TANTANGAN →
1: Dalam kutipan tentang pencucian uang, berapa jumlah uang tunai yang dikumpulkan pengedar narkoba pada contoh yang diberikan?
2: Ubah baris-baris entri menjadi daftar JSON berisi string, satu string untuk tiap baris, mulai dari baris yang memuat "tab-file-encryption[interactable]: 檔案加密 [616,108,704,127]" sampai baris yang memuat "list-item-label: 員工基本資料報表 [32,141,129,156]", kedua ujungnya ikut dimasukkan.

KUTIPAN UNTUK DIBACA →
• • • • • • •
Tahap pertama dari pencucian uang adalah menempatkan (mendepositokan) uang haram tersebut ke dalam sistem keuangan (financial system) atau immersion bagi tahap pertama ini, yaitu yang berarti consolidation and placement. Placement dilakukan dengan cara memecah jumlah uang tunai yang sangat besar ke dalam jumlah-jumlah yang lebih kecil dan kemudian mendepositokan langsung ke dalam suatu rekening di bank, atau dengan membeli sejumlah instrumen-instrumen moneter (monetary instruments) seperti cheques, money orders dan lain-lain dan kemudian menagih uang tersebut serta mendepositokannya ke dalam rekening-rekening dilokasi lain. Sekali uang tunai itu telah dapat ditempatkan pada suatu bank, maka uang itu telah masuk ke dalam sistem

keuangan negara yang bersangkutan. Oleh karena uang yang telah ditempatkan di suatu bank itu selanjutnya dapat dipindahkan lagi ke bank lain, baik di negara tersebut maupun di negara lain, maka uang tersebut bukan saja telah masuk ke dalam sistem keuangan negara yang bersangkutan tetapi telah pula masuk ke dalam sistem keuangan global atau internasional. Dalam tahap immersion, pencucian uang dilakukan. Misalnya, seorang pengedar narkoba (drug dealer) yang mengumpulkan uang tunai sejumlah 5 juta $US dihadapkan dengan tugas yang berat untuk menempatkan uang tersebut sebanyak-banyaknya ke dalam sistem perbankan (banking system). Tidak seperti halnya pemalsu uang, yang harus dapat memasukkan uang palsu yang dibuatnya ke dalam sirkulasi, pencuci uang (laundryman) terpaksa mengandalkan pada rekening-rekening bank (bank accounts), surat berharga yang dikeluarkan oleh kantor pos (postal orders), cek bepergian (traveler’s checks), dan negotiable instruments lainnya untuk menyalurkan uang tunai itu ke dalam sistem perbankan. 2)
• • • • • • •
ENTRI YANG DISEDIAKAN →

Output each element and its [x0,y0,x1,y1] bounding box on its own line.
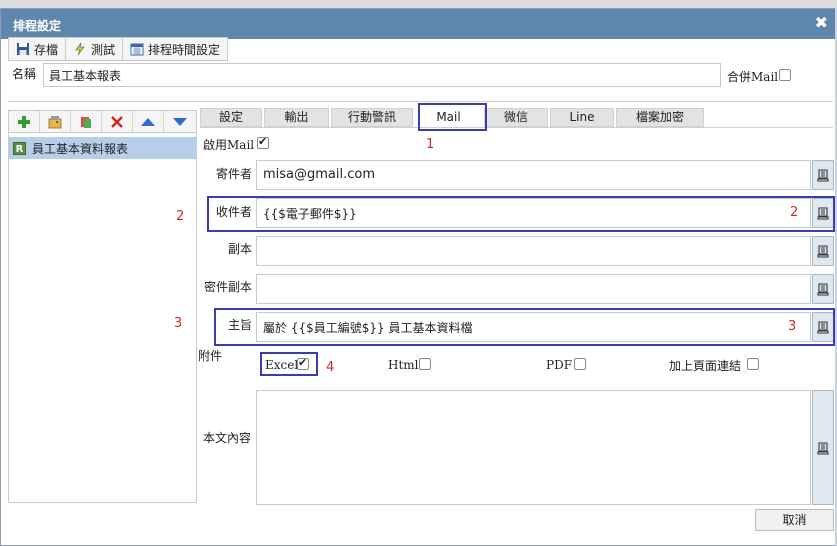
tab-file-encryption[interactable]: 檔案加密 [616,108,704,127]
schedule-time-button[interactable]: 排程時間設定 [123,38,227,60]
annotation-number-4: 4 [326,360,335,375]
subject-picker-button[interactable] [812,312,834,342]
tab-output[interactable]: 輸出 [264,108,329,127]
move-up-button[interactable] [133,111,164,132]
cc-label: 副本 [228,242,253,256]
list-item-label: 員工基本資料報表 [32,141,129,156]
enable-mail-label: 啟用Mail [203,138,255,152]
tab-settings[interactable]: 設定 [200,108,262,127]
tab-line[interactable]: Line [550,108,614,127]
schedule-time-label: 排程時間設定 [148,42,221,57]
save-icon [17,43,29,55]
dialog-title: 排程設定 [13,19,62,33]
tab-bar: 設定 輸出 行動警訊 Mail 微信 Line 檔案加密 [200,108,706,128]
body-picker-button[interactable] [812,390,834,505]
window-top-strip [0,0,837,8]
merge-mail-checkbox[interactable] [779,69,791,81]
add-button[interactable] [9,111,40,132]
add-report-icon [48,115,62,128]
pdf-option-label: PDF [546,358,573,372]
add-icon [18,115,30,128]
body-textarea[interactable] [256,390,811,505]
cc-picker-button[interactable] [812,236,834,266]
delete-icon [111,115,123,128]
scroll-icon [817,169,829,182]
annotation-number-1: 1 [426,137,435,152]
page-link-checkbox[interactable] [747,358,759,370]
merge-mail-label: 合併Mail [727,70,779,84]
list-item[interactable]: R 員工基本資料報表 [9,137,196,159]
dialog-titlebar: 排程設定 ✖ [1,9,836,39]
annotation-number-3: 3 [174,316,183,331]
page-link-option-label: 加上頁面連結 [669,359,742,373]
recipient-picker-button[interactable] [812,198,834,228]
tab-mobile-alert[interactable]: 行動警訊 [331,108,413,127]
report-badge-icon: R [13,141,26,155]
excel-checkbox[interactable] [297,356,309,370]
save-label: 存檔 [34,42,59,57]
cancel-button[interactable]: 取消 [755,509,834,531]
sender-picker-button[interactable] [812,160,834,190]
main-toolbar: 存檔 測試 排程時間設定 [8,37,229,61]
report-list-panel: R 員工基本資料報表 [8,110,197,503]
html-option-label: Html [388,358,419,372]
annotation-number-2-right: 2 [790,205,799,220]
copy-button[interactable] [71,111,102,132]
scroll-icon [817,441,829,455]
pdf-checkbox[interactable] [574,358,586,370]
recipient-label: 收件者 [216,205,253,219]
excel-option-label: Excel [265,358,299,372]
scroll-icon [817,245,829,258]
tab-wechat[interactable]: 微信 [484,108,548,127]
cc-field[interactable] [256,236,811,266]
name-label: 名稱 [12,67,37,81]
divider [8,101,833,102]
delete-button[interactable] [102,111,133,132]
attachment-label: 附件 [198,349,223,363]
lightning-icon [75,42,85,56]
body-label: 本文內容 [203,431,252,445]
report-list-toolbar [9,111,196,133]
save-button[interactable]: 存檔 [9,38,67,60]
scroll-icon [817,321,829,334]
name-input[interactable]: 員工基本報表 [43,63,721,87]
sender-label: 寄件者 [216,167,253,181]
annotation-number-2: 2 [176,209,185,224]
scroll-icon [817,283,829,296]
test-button[interactable]: 測試 [66,38,124,60]
html-checkbox[interactable] [419,358,431,370]
tabs-underline [200,127,833,128]
bcc-label: 密件副本 [204,280,253,294]
subject-field[interactable]: 屬於 {{$員工編號$}} 員工基本資料檔 [256,312,811,342]
calendar-icon [130,43,144,56]
move-down-icon [172,117,187,126]
test-label: 測試 [91,42,116,57]
enable-mail-checkbox[interactable] [257,135,269,149]
copy-icon [81,116,91,128]
close-icon[interactable]: ✖ [815,13,828,32]
recipient-field[interactable]: {{$電子郵件$}} [256,198,811,228]
bcc-picker-button[interactable] [812,274,834,304]
sender-field[interactable]: misa@gmail.com [256,160,811,190]
move-down-button[interactable] [164,111,195,132]
subject-label: 主旨 [228,318,253,332]
move-up-icon [141,117,155,126]
tab-mail[interactable]: Mail [415,108,482,127]
scroll-icon [817,207,829,220]
bcc-field[interactable] [256,274,811,304]
add-report-button[interactable] [40,111,71,132]
annotation-number-3-right: 3 [788,319,797,334]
• • • • • • •
JAWABAN LATIHAN →
1: 5 juta $US.

2:
[
  "tab-file-encryption[interactable]: 檔案加密 [616,108,704,127]",
  "schedule-time-button[interactable]: 排程時間設定 [123,38,227,60]",
  "annotation-number-4: 4 [326,360,335,375]",
  "subject-picker-button[interactable] [812,312,834,342]",
  "tab-output[interactable]: 輸出 [264,108,329,127]",
  "move-up-button[interactable] [133,111,164,132]",
  "cc-label: 副本 [228,242,253,256]",
  "list-item-label: 員工基本資料報表 [32,141,129,156]"
]